Instruction:
Report the number of lines in these entries that contain "content". Write only the number.

# start of Data excerpts

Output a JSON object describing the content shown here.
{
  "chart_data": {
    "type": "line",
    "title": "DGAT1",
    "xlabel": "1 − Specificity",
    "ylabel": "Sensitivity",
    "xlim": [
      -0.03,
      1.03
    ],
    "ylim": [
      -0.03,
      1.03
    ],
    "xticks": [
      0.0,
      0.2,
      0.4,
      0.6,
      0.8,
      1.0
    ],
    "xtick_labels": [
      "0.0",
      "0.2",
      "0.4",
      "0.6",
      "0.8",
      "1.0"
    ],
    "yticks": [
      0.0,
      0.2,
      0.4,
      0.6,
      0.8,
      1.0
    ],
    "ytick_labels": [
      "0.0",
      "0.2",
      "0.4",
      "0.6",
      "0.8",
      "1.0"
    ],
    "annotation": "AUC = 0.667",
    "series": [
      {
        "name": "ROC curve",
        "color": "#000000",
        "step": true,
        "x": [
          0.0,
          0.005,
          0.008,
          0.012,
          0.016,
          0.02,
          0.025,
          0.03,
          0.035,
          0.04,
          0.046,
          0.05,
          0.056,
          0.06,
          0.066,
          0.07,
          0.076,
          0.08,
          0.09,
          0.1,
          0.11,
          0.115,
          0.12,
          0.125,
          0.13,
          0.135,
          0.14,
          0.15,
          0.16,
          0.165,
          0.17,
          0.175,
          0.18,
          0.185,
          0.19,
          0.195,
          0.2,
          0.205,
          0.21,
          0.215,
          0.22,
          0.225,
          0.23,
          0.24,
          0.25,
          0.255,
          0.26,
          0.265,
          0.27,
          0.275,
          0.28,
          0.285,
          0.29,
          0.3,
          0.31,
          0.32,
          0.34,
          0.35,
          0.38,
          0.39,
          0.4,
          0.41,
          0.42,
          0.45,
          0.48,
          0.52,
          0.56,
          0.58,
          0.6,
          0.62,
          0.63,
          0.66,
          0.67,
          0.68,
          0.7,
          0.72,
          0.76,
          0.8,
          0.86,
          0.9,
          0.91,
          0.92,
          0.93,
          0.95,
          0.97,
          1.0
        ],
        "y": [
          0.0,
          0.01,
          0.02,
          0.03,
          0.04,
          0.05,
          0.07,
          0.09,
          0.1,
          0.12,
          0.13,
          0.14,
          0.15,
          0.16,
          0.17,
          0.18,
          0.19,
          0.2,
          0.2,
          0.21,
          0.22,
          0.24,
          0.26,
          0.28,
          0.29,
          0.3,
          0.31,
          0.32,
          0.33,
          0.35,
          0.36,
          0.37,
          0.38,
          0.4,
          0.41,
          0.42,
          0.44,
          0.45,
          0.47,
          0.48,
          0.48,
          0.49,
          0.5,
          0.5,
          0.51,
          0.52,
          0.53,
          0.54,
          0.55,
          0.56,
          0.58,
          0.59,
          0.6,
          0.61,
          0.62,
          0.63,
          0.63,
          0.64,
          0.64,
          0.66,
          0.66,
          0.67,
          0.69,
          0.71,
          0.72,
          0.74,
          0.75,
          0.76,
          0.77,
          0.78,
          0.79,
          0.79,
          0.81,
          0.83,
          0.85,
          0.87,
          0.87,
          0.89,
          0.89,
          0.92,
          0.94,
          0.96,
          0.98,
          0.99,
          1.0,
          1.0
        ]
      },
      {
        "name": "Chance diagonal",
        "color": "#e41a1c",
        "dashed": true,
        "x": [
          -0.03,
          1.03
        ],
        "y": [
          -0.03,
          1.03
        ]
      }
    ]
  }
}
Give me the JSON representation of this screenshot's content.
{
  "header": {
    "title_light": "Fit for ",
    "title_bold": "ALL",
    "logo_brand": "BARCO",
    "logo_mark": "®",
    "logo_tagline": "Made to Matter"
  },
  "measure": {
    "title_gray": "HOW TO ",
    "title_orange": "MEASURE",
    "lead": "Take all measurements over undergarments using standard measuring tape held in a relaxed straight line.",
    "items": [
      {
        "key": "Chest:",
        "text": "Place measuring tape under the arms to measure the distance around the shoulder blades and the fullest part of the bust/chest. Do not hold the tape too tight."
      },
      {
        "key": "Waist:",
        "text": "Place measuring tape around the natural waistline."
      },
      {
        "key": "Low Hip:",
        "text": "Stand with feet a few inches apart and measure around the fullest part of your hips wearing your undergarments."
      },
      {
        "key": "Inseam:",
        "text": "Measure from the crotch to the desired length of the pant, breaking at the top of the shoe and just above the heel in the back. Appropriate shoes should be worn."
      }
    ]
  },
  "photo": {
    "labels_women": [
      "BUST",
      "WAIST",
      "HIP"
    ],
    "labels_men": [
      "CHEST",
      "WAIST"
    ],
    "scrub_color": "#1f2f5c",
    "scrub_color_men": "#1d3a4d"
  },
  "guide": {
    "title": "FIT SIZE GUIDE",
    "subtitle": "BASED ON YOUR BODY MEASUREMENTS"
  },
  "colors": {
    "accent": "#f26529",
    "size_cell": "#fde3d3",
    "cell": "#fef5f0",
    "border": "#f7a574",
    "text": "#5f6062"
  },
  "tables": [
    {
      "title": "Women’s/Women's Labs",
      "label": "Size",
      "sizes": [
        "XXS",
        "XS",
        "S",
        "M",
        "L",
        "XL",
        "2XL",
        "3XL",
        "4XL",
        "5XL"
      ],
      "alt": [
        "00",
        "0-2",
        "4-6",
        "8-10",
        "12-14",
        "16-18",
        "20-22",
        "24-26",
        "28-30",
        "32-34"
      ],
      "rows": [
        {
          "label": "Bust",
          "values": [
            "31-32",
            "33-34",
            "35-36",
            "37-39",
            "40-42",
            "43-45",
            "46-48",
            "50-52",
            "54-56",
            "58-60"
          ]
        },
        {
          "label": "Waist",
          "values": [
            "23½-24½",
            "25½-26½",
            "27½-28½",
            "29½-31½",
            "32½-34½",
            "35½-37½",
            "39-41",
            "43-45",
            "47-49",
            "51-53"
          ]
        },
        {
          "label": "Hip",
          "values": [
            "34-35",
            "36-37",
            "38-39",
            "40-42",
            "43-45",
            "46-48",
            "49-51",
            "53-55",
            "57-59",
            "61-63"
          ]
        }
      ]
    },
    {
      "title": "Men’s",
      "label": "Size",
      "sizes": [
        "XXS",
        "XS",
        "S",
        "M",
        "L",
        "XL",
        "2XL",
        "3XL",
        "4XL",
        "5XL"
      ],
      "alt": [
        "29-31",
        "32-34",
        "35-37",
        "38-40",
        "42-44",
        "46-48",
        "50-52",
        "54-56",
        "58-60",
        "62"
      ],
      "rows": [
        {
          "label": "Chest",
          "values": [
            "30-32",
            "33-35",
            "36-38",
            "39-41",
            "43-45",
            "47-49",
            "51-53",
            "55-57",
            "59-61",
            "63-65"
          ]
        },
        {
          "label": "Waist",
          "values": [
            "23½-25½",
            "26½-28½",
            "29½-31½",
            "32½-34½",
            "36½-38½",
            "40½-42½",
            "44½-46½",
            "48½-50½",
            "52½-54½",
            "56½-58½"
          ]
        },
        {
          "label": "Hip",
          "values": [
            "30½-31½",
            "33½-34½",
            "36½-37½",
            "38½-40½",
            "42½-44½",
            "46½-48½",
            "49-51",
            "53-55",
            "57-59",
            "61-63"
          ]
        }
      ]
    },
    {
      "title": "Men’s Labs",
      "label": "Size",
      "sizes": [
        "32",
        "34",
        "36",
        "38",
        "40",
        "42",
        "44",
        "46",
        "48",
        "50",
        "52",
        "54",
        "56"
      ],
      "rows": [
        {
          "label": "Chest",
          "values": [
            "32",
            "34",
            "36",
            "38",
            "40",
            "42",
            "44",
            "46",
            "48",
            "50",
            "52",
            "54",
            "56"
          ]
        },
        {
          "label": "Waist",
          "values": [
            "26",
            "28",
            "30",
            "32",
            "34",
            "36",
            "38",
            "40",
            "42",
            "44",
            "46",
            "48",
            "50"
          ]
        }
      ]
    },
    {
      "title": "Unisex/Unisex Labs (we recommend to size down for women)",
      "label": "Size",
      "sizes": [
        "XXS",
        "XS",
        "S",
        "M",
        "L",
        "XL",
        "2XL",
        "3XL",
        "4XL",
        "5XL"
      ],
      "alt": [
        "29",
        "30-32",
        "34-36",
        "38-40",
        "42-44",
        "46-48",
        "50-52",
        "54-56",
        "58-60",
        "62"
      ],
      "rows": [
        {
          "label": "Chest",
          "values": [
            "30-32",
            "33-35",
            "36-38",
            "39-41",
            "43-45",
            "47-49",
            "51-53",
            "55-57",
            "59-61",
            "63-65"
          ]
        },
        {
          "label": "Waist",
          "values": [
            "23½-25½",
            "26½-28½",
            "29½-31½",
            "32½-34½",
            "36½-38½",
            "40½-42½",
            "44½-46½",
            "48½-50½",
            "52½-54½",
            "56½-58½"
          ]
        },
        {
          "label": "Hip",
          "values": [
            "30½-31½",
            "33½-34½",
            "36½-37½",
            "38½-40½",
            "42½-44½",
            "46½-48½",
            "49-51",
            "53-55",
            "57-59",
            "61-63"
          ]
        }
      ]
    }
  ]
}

# end of Data excerpts

Response for this exercise:
2